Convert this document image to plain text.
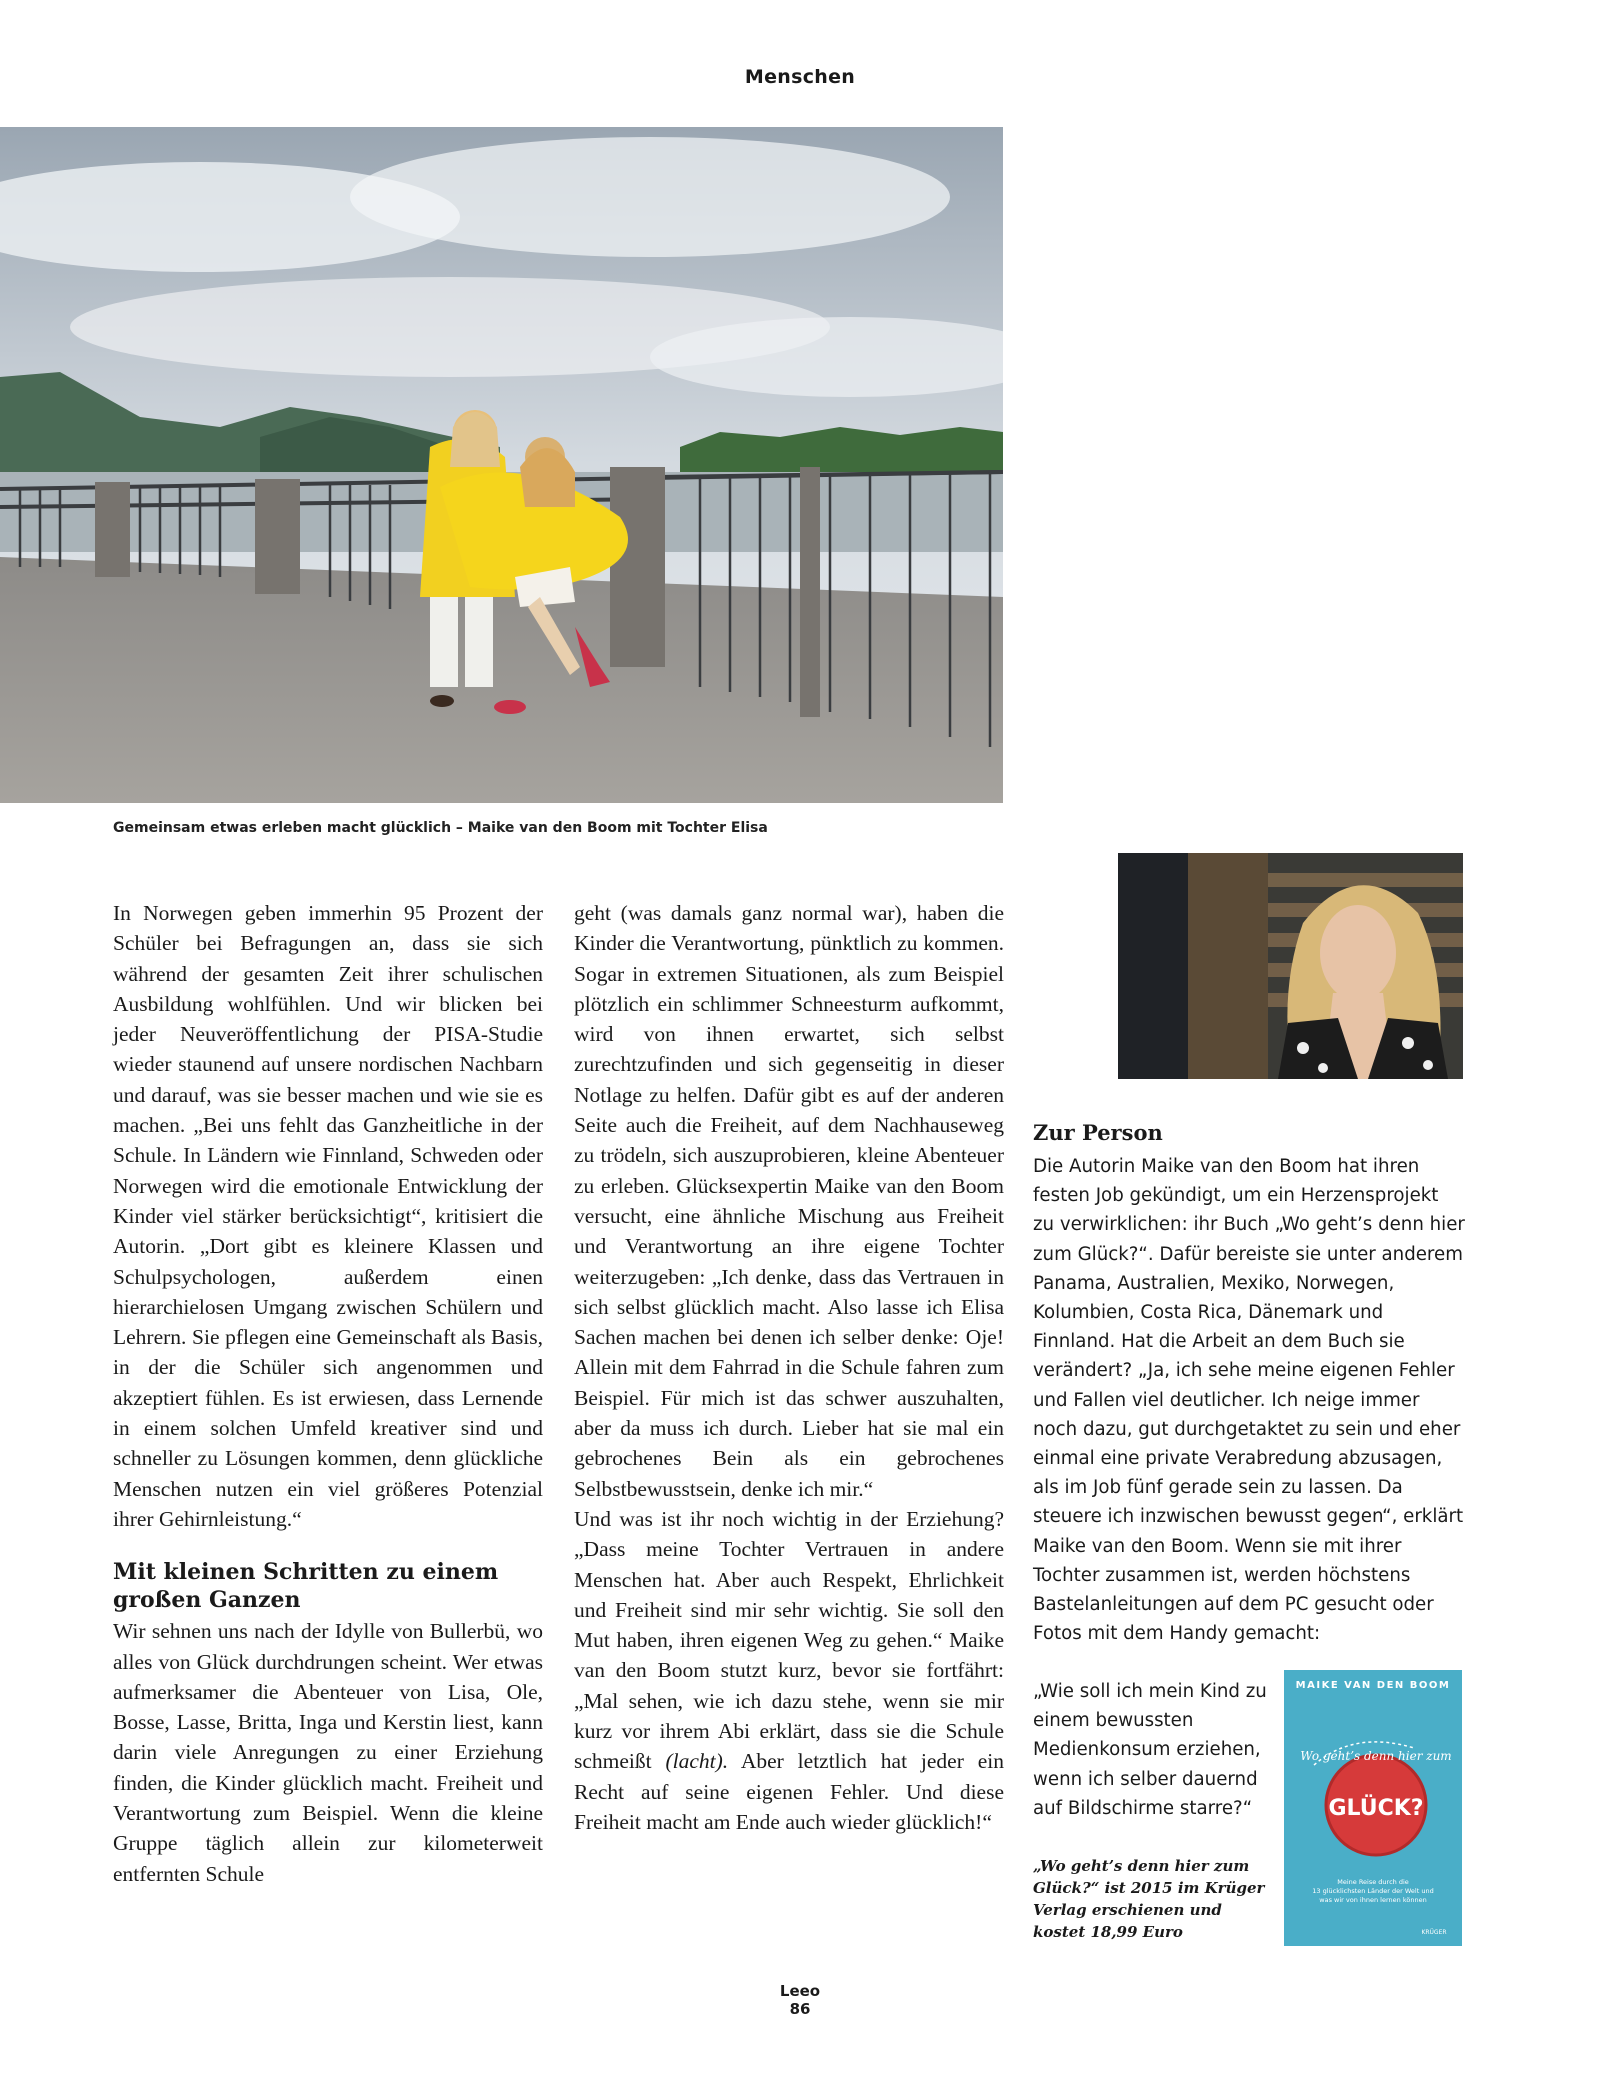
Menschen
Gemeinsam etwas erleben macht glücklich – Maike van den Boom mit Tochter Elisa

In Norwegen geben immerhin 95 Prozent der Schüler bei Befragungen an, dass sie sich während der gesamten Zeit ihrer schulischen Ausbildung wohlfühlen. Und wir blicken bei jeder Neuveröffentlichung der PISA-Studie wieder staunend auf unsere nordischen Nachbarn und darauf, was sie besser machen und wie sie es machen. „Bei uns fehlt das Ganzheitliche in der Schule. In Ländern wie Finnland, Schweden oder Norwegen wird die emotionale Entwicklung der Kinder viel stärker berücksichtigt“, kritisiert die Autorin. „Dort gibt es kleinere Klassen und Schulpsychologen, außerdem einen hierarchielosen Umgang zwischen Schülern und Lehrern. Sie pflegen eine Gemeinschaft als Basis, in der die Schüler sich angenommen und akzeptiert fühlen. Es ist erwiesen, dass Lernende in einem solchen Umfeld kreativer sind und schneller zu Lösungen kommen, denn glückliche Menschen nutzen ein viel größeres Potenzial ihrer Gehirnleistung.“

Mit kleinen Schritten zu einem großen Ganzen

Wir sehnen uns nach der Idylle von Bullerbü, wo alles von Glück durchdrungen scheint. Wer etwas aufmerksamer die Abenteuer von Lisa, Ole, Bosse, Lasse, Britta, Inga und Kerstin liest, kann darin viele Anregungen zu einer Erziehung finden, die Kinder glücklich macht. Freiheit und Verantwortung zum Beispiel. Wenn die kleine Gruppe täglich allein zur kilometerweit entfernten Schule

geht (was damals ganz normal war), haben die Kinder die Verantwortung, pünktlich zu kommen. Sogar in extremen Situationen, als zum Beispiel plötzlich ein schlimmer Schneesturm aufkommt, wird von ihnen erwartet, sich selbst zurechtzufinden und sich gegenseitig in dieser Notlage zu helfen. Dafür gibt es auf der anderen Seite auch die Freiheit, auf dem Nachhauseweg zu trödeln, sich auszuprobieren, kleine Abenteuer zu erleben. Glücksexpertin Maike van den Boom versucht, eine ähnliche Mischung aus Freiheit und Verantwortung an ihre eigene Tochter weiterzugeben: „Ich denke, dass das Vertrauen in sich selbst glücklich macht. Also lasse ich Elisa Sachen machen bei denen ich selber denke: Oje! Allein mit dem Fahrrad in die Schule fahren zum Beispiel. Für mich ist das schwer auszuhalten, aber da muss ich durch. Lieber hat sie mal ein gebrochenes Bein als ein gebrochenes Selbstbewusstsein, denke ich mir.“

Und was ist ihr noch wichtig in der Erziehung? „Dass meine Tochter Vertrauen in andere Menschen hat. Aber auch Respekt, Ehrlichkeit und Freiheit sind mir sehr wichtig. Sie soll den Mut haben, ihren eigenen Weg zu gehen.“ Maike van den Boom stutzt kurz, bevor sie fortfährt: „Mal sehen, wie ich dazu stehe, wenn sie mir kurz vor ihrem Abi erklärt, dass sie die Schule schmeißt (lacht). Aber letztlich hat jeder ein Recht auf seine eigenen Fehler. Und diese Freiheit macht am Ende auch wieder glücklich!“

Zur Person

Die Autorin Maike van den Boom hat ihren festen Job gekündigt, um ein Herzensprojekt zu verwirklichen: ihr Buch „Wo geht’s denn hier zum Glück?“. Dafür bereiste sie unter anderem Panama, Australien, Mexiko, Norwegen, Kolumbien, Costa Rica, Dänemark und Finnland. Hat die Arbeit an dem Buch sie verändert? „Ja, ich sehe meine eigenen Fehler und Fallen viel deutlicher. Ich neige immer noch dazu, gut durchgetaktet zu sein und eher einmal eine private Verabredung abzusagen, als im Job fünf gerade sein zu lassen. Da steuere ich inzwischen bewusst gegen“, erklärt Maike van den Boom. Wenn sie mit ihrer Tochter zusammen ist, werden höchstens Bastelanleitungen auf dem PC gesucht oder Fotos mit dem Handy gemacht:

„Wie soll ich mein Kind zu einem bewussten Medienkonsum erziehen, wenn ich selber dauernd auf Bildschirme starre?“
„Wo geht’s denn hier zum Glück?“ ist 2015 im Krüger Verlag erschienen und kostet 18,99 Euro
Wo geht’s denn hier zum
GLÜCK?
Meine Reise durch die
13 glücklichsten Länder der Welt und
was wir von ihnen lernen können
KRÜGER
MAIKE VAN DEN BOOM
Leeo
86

◇ ◇ ◇ ◇

EXERCISE INSTRUCTIONS:
Set down the entries above word for word, but drop any image.

RESPONSE BOX:
Convert this document image to plain text.
Menschen
Gemeinsam etwas erleben macht glücklich – Maike van den Boom mit Tochter Elisa

In Norwegen geben immerhin 95 Prozent der Schüler bei Befragungen an, dass sie sich während der gesamten Zeit ihrer schulischen Ausbildung wohlfühlen. Und wir blicken bei jeder Neuveröffentlichung der PISA-Studie wieder staunend auf unsere nordischen Nachbarn und darauf, was sie besser machen und wie sie es machen. „Bei uns fehlt das Ganzheitliche in der Schule. In Ländern wie Finnland, Schweden oder Norwegen wird die emotionale Entwicklung der Kinder viel stärker berücksichtigt“, kritisiert die Autorin. „Dort gibt es kleinere Klassen und Schulpsychologen, außerdem einen hierarchielosen Umgang zwischen Schülern und Lehrern. Sie pflegen eine Gemeinschaft als Basis, in der die Schüler sich angenommen und akzeptiert fühlen. Es ist erwiesen, dass Lernende in einem solchen Umfeld kreativer sind und schneller zu Lösungen kommen, denn glückliche Menschen nutzen ein viel größeres Potenzial ihrer Gehirnleistung.“

Mit kleinen Schritten zu einem großen Ganzen

Wir sehnen uns nach der Idylle von Bullerbü, wo alles von Glück durchdrungen scheint. Wer etwas aufmerksamer die Abenteuer von Lisa, Ole, Bosse, Lasse, Britta, Inga und Kerstin liest, kann darin viele Anregungen zu einer Erziehung finden, die Kinder glücklich macht. Freiheit und Verantwortung zum Beispiel. Wenn die kleine Gruppe täglich allein zur kilometerweit entfernten Schule

geht (was damals ganz normal war), haben die Kinder die Verantwortung, pünktlich zu kommen. Sogar in extremen Situationen, als zum Beispiel plötzlich ein schlimmer Schneesturm aufkommt, wird von ihnen erwartet, sich selbst zurechtzufinden und sich gegenseitig in dieser Notlage zu helfen. Dafür gibt es auf der anderen Seite auch die Freiheit, auf dem Nachhauseweg zu trödeln, sich auszuprobieren, kleine Abenteuer zu erleben. Glücksexpertin Maike van den Boom versucht, eine ähnliche Mischung aus Freiheit und Verantwortung an ihre eigene Tochter weiterzugeben: „Ich denke, dass das Vertrauen in sich selbst glücklich macht. Also lasse ich Elisa Sachen machen bei denen ich selber denke: Oje! Allein mit dem Fahrrad in die Schule fahren zum Beispiel. Für mich ist das schwer auszuhalten, aber da muss ich durch. Lieber hat sie mal ein gebrochenes Bein als ein gebrochenes Selbstbewusstsein, denke ich mir.“

Und was ist ihr noch wichtig in der Erziehung? „Dass meine Tochter Vertrauen in andere Menschen hat. Aber auch Respekt, Ehrlichkeit und Freiheit sind mir sehr wichtig. Sie soll den Mut haben, ihren eigenen Weg zu gehen.“ Maike van den Boom stutzt kurz, bevor sie fortfährt: „Mal sehen, wie ich dazu stehe, wenn sie mir kurz vor ihrem Abi erklärt, dass sie die Schule schmeißt (lacht). Aber letztlich hat jeder ein Recht auf seine eigenen Fehler. Und diese Freiheit macht am Ende auch wieder glücklich!“

Zur Person

Die Autorin Maike van den Boom hat ihren festen Job gekündigt, um ein Herzensprojekt zu verwirklichen: ihr Buch „Wo geht’s denn hier zum Glück?“. Dafür bereiste sie unter anderem Panama, Australien, Mexiko, Norwegen, Kolumbien, Costa Rica, Dänemark und Finnland. Hat die Arbeit an dem Buch sie verändert? „Ja, ich sehe meine eigenen Fehler und Fallen viel deutlicher. Ich neige immer noch dazu, gut durchgetaktet zu sein und eher einmal eine private Verabredung abzusagen, als im Job fünf gerade sein zu lassen. Da steuere ich inzwischen bewusst gegen“, erklärt Maike van den Boom. Wenn sie mit ihrer Tochter zusammen ist, werden höchstens Bastelanleitungen auf dem PC gesucht oder Fotos mit dem Handy gemacht:

„Wie soll ich mein Kind zu einem bewussten Medienkonsum erziehen, wenn ich selber dauernd auf Bildschirme starre?“
„Wo geht’s denn hier zum Glück?“ ist 2015 im Krüger Verlag erschienen und kostet 18,99 Euro
Wo geht’s denn hier zum
GLÜCK?
Meine Reise durch die
13 glücklichsten Länder der Welt und
was wir von ihnen lernen können
KRÜGER
MAIKE VAN DEN BOOM
Leeo
86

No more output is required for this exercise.